Directions for this task —
Tally every line of the listing below that holds "review", then give the tally alone.
>>
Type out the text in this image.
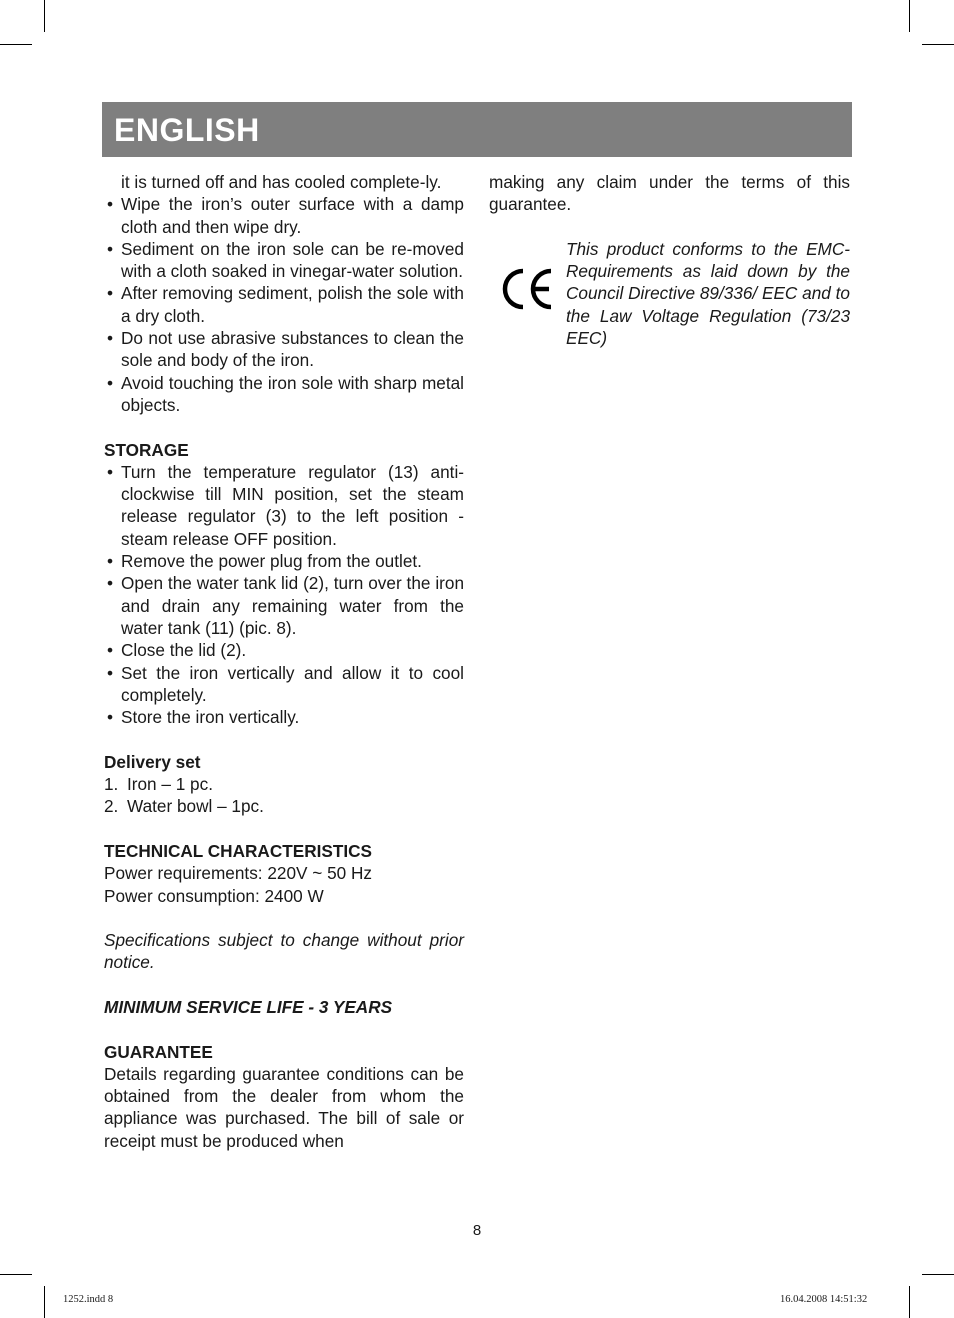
ENGLISH

it is turned off and has cooled complete-ly.

• Wipe the iron’s outer surface with a damp cloth and then wipe dry.
• Sediment on the iron sole can be re-moved with a cloth soaked in vinegar-water solution.
• After removing sediment, polish the sole with a dry cloth.
• Do not use abrasive substances to clean the sole and body of the iron.
• Avoid touching the iron sole with sharp metal objects.

STORAGE

• Turn the temperature regulator (13) anti-clockwise till MIN position, set the steam release regulator (3) to the left position - steam release OFF position.
• Remove the power plug from the outlet.
• Open the water tank lid (2), turn over the iron and drain any remaining water from the water tank (11) (pic. 8).
• Close the lid (2).
• Set the iron vertically and allow it to cool completely.
• Store the iron vertically.

Delivery set

1. Iron – 1 pc.
2. Water bowl – 1pc.

TECHNICAL CHARACTERISTICS

Power requirements: 220V ~ 50 Hz

Power consumption: 2400 W

Specifications subject to change without prior notice.

MINIMUM SERVICE LIFE - 3 YEARS

GUARANTEE

Details regarding guarantee conditions can be obtained from the dealer from whom the appliance was purchased. The bill of sale or receipt must be produced when

making any claim under the terms of this guarantee.

This product conforms to the EMC-Requirements as laid down by the Council Directive 89/336/ EEC and to the Law Voltage Regulation (73/23 EEC)

8
1252.indd 8	16.04.2008 14:51:32
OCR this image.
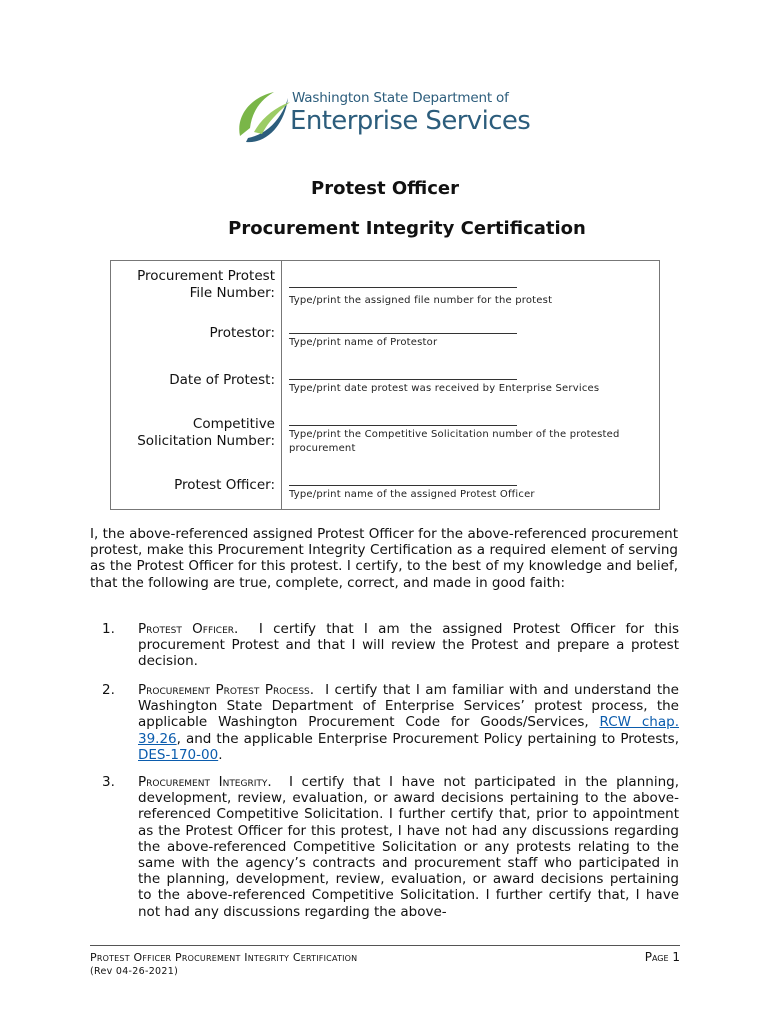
Washington State Department of
Enterprise Services
Protest Officer
Procurement Integrity Certification
Procurement Protest
File Number: Type/print the assigned file number for the protest
Protestor:
Type/print name of Protestor
Date of Protest:
Type/print date protest was received by Enterprise Services
Competitive
Solicitation Number: Type/print the Competitive Solicitation number of the protested
procurement
Protest Officer:
Type/print name of the assigned Protest Officer
I, the above-referenced assigned Protest Officer for the above-referenced procurement protest, make this Procurement Integrity Certification as a required element of serving as the Protest Officer for this protest. I certify, to the best of my knowledge and belief, that the following are true, complete, correct, and made in good faith:
1. Protest Officer. I certify that I am the assigned Protest Officer for this procurement Protest and that I will review the Protest and prepare a protest decision.
2. Procurement Protest Process. I certify that I am familiar with and understand the Washington State Department of Enterprise Services’ protest process, the applicable Washington Procurement Code for Goods/Services, RCW chap. 39.26, and the applicable Enterprise Procurement Policy pertaining to Protests, DES-170-00.
3. Procurement Integrity. I certify that I have not participated in the planning, development, review, evaluation, or award decisions pertaining to the above-referenced Competitive Solicitation. I further certify that, prior to appointment as the Protest Officer for this protest, I have not had any discussions regarding the above-referenced Competitive Solicitation or any protests relating to the same with the agency’s contracts and procurement staff who participated in the planning, development, review, evaluation, or award decisions pertaining to the above-referenced Competitive Solicitation. I further certify that, I have not had any discussions regarding the above-
Protest Officer Procurement Integrity Certification	Page 1
(Rev 04-26-2021)
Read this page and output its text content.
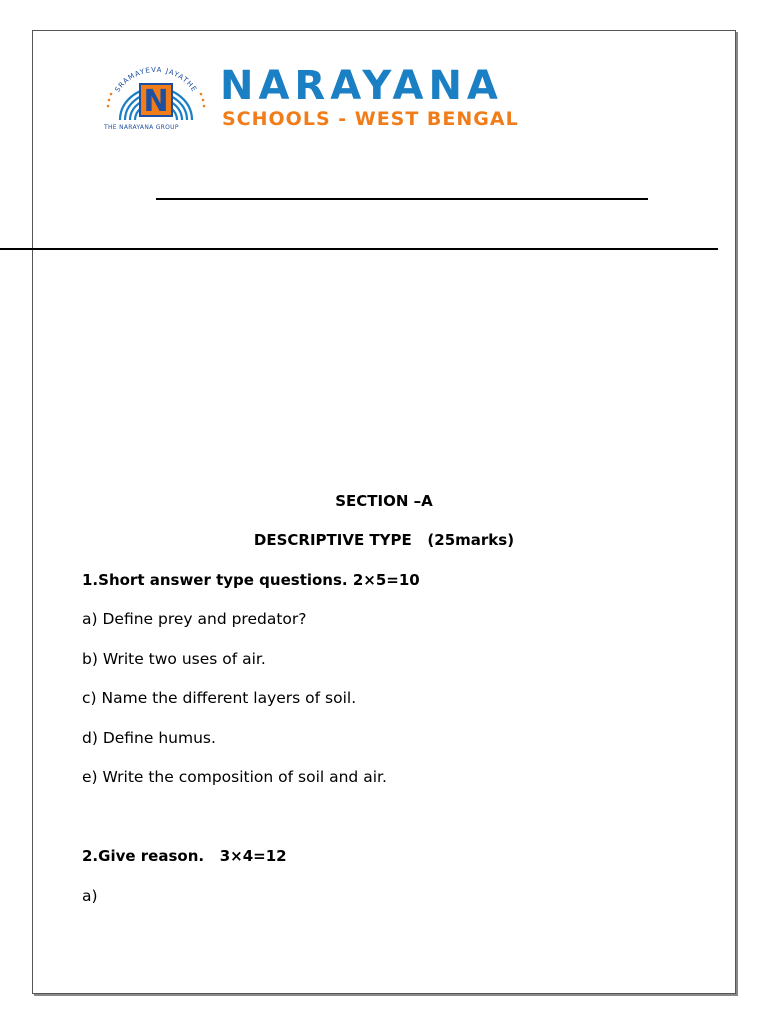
SRAMAYEVA JAYATHE
N
THE NARAYANA GROUP
NARAYANA
SCHOOLS - WEST BENGAL
SECTION –A
DESCRIPTIVE TYPE   (25marks)
1.Short answer type questions. 2×5=10
a) Define prey and predator?
b) Write two uses of air.
c) Name the different layers of soil.
d) Define humus.
e) Write the composition of soil and air.
2.Give reason.   3×4=12
a)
<<
Written solution —
2